** WHAT THIS TASK INVOLVES **
All lines from the one with "Give me the" to the end need to be copied exactly, with nothing before them.

***** DATA ROWS

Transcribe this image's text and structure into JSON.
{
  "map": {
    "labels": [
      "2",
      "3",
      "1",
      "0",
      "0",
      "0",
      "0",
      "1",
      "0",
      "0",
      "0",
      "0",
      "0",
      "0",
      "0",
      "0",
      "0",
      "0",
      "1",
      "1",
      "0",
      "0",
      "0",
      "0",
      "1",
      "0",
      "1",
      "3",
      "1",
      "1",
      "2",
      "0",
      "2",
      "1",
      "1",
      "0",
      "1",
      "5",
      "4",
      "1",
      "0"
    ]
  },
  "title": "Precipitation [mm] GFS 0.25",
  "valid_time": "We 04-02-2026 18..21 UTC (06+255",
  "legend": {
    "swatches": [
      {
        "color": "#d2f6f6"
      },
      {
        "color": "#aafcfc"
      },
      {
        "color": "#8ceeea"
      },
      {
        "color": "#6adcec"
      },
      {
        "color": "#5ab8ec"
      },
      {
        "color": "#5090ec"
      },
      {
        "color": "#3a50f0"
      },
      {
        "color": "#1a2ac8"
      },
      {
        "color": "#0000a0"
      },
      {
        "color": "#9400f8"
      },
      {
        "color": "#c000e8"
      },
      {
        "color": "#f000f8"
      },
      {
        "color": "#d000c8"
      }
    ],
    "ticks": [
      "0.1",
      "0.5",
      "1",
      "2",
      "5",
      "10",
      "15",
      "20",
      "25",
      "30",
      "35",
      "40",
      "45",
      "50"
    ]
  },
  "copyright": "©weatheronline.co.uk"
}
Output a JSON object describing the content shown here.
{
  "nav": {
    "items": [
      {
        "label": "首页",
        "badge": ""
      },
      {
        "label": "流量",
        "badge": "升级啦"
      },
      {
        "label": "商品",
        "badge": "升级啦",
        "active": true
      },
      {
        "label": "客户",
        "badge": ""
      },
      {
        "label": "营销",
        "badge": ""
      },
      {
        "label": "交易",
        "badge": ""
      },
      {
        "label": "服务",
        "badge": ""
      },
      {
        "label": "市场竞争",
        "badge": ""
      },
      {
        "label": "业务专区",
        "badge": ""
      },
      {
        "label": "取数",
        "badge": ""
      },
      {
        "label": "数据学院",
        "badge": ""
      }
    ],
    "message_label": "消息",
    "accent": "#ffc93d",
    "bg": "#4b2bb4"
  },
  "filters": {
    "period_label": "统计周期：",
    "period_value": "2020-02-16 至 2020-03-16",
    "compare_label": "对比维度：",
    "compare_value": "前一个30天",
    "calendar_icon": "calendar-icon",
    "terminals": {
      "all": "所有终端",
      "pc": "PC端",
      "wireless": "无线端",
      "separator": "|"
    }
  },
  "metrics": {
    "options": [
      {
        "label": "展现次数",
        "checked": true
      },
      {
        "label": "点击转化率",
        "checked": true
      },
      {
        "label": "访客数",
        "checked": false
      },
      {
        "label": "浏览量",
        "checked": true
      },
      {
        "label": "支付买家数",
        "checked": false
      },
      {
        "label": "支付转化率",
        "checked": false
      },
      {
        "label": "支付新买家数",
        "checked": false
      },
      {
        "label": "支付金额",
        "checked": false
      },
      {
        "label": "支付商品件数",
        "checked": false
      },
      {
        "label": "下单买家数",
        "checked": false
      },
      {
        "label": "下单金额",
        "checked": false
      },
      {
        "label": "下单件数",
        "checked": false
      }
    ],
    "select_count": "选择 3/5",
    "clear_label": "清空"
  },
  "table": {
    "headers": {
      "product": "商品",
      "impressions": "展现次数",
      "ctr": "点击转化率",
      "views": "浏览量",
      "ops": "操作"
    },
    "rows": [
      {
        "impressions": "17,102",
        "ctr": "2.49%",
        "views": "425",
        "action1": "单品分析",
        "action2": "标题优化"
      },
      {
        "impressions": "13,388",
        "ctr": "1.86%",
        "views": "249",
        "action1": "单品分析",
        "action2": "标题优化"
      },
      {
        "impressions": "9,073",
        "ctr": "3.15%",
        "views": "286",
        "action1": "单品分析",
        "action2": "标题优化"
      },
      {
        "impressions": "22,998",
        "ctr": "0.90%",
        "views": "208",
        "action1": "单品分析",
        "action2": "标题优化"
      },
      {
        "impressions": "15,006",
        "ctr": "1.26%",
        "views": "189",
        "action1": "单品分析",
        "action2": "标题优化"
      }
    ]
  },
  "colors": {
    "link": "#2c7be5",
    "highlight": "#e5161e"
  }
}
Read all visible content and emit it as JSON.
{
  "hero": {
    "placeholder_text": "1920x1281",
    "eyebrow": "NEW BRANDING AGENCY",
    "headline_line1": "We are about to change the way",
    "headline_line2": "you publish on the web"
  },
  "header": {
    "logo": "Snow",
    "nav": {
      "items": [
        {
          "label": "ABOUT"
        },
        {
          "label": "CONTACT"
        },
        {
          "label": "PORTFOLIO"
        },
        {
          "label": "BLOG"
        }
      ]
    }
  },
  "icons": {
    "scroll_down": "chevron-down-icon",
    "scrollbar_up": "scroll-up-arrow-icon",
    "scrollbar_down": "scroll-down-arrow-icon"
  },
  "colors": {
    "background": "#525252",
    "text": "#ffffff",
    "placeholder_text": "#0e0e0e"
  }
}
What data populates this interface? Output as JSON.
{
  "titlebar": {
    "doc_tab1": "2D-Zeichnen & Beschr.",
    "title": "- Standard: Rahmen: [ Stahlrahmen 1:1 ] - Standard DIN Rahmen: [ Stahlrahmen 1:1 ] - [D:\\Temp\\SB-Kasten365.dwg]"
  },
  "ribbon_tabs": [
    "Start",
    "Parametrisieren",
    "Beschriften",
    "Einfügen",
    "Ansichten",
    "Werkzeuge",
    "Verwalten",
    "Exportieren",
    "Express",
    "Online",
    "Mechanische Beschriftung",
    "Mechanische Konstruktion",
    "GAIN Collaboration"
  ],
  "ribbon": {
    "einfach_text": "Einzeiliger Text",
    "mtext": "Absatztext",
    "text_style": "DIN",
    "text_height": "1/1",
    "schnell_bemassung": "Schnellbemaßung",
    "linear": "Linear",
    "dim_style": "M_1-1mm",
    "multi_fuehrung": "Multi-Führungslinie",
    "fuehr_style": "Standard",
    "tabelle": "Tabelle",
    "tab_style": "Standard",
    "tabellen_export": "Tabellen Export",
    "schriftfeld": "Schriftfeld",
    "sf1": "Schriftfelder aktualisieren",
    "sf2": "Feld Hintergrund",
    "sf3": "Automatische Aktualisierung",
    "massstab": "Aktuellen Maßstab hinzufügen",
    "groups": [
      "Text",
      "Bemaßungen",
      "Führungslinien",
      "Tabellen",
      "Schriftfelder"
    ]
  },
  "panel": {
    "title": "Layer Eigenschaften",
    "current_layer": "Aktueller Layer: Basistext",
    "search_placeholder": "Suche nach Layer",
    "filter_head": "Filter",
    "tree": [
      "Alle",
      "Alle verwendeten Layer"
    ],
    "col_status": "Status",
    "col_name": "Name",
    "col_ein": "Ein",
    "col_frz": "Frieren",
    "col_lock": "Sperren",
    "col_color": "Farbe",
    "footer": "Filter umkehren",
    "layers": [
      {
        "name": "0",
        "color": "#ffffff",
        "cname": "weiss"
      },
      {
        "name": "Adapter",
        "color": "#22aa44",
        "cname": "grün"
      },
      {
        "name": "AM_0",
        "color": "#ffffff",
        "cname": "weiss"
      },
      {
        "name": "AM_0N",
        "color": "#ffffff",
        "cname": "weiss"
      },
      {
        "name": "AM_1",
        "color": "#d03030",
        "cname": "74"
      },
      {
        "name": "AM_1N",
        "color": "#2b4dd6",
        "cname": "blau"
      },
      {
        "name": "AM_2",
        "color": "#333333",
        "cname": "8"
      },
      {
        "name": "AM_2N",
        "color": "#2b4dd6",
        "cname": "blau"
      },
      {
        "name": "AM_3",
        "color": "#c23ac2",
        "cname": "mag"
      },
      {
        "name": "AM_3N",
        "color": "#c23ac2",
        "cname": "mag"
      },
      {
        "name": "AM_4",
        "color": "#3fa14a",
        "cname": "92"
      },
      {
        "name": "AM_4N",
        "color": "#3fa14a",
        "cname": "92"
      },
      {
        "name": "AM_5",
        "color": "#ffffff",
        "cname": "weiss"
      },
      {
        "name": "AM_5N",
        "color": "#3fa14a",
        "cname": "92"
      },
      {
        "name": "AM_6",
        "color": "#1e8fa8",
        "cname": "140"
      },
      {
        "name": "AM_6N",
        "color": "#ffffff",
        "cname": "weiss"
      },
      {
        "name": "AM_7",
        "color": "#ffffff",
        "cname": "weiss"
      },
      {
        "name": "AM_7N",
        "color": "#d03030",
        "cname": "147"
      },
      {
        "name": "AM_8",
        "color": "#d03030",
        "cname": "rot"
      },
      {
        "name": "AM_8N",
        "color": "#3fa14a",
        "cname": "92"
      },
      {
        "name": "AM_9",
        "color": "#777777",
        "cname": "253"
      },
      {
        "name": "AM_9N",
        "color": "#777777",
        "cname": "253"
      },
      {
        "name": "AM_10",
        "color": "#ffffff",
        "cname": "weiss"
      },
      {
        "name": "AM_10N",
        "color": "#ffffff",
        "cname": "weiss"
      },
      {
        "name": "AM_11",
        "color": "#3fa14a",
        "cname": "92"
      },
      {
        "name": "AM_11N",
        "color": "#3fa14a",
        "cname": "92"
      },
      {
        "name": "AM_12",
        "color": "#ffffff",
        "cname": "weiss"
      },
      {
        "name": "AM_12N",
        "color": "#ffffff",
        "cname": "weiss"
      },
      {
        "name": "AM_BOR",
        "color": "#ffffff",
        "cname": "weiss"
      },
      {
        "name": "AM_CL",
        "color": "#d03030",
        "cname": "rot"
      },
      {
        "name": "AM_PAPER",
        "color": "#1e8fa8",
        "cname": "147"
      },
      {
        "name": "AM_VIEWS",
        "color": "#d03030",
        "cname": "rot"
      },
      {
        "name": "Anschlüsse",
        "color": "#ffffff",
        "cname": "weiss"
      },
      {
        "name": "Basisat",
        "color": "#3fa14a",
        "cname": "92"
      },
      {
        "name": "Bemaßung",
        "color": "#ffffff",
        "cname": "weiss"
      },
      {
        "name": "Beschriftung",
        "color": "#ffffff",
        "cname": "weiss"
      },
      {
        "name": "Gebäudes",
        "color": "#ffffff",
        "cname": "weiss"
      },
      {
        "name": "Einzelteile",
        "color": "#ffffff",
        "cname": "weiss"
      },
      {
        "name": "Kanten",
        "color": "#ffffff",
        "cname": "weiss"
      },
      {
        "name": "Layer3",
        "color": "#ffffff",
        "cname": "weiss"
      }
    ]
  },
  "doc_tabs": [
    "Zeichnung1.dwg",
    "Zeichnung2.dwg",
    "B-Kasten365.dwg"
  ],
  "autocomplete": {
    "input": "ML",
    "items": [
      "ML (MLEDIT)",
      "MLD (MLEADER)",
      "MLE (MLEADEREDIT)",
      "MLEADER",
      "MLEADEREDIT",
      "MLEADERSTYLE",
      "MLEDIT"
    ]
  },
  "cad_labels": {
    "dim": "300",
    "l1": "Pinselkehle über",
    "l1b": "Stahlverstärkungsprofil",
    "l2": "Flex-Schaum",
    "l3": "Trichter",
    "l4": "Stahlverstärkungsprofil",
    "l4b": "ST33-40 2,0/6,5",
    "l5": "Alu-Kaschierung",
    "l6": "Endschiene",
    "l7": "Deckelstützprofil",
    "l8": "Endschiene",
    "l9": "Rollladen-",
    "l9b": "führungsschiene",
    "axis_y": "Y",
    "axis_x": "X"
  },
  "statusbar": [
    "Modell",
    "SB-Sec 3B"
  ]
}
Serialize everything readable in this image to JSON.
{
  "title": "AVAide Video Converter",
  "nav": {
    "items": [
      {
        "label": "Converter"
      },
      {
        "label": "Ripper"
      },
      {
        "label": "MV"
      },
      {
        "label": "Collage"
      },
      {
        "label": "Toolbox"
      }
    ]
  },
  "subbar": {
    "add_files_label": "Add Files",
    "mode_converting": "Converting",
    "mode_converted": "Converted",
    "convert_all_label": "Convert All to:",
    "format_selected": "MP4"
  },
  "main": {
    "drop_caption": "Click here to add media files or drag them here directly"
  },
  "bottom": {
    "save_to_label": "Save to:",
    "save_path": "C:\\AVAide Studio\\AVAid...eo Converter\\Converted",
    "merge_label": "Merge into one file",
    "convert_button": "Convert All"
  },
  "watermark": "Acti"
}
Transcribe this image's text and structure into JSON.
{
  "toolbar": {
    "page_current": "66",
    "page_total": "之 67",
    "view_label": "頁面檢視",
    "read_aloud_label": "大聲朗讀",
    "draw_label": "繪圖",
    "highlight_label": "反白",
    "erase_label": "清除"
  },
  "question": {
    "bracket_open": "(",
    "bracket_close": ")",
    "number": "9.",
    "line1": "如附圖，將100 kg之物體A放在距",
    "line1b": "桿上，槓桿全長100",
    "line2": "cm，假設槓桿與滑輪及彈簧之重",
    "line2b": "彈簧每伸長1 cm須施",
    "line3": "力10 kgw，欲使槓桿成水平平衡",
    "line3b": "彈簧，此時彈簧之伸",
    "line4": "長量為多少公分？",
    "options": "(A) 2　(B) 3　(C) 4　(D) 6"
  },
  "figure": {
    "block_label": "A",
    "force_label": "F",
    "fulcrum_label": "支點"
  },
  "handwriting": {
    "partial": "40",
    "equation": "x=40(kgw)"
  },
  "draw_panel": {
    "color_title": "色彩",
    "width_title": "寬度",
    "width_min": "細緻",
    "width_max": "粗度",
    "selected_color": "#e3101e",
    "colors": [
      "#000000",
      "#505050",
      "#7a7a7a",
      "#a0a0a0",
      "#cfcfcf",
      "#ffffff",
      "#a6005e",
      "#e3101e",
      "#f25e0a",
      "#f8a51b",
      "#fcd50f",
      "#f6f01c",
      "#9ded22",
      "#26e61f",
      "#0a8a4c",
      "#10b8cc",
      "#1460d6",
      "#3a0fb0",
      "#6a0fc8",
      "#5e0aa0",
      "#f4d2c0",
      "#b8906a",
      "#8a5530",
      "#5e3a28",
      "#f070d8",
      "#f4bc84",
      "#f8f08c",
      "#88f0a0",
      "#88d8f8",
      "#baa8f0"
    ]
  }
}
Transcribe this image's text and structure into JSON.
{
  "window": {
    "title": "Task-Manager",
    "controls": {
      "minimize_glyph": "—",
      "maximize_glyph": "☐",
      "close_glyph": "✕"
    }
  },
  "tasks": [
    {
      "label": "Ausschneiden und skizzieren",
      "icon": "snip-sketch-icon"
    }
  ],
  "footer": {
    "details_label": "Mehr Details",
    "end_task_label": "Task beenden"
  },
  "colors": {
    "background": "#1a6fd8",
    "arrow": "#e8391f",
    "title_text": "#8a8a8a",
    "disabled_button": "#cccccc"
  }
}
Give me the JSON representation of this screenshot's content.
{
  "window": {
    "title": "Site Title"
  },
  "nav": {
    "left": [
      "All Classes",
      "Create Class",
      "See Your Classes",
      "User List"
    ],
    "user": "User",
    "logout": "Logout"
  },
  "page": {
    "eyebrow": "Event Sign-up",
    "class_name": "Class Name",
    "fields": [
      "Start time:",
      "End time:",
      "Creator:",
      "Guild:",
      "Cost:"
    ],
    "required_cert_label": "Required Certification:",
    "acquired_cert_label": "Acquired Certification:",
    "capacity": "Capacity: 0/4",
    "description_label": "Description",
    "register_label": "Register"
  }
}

**********

** CORRECT ANSWER **
Give me the JSON representation of this screenshot's content.
{
  "window": {
    "title": "Site Title"
  },
  "nav": {
    "left": [
      "All Classes",
      "Create Class",
      "See Your Classes",
      "User List"
    ],
    "user": "User",
    "logout": "Logout"
  },
  "page": {
    "eyebrow": "Event Sign-up",
    "class_name": "Class Name",
    "fields": [
      "Start time:",
      "End time:",
      "Creator:",
      "Guild:",
      "Cost:"
    ],
    "required_cert_label": "Required Certification:",
    "acquired_cert_label": "Acquired Certification:",
    "capacity": "Capacity: 0/4",
    "description_label": "Description",
    "register_label": "Register"
  }
}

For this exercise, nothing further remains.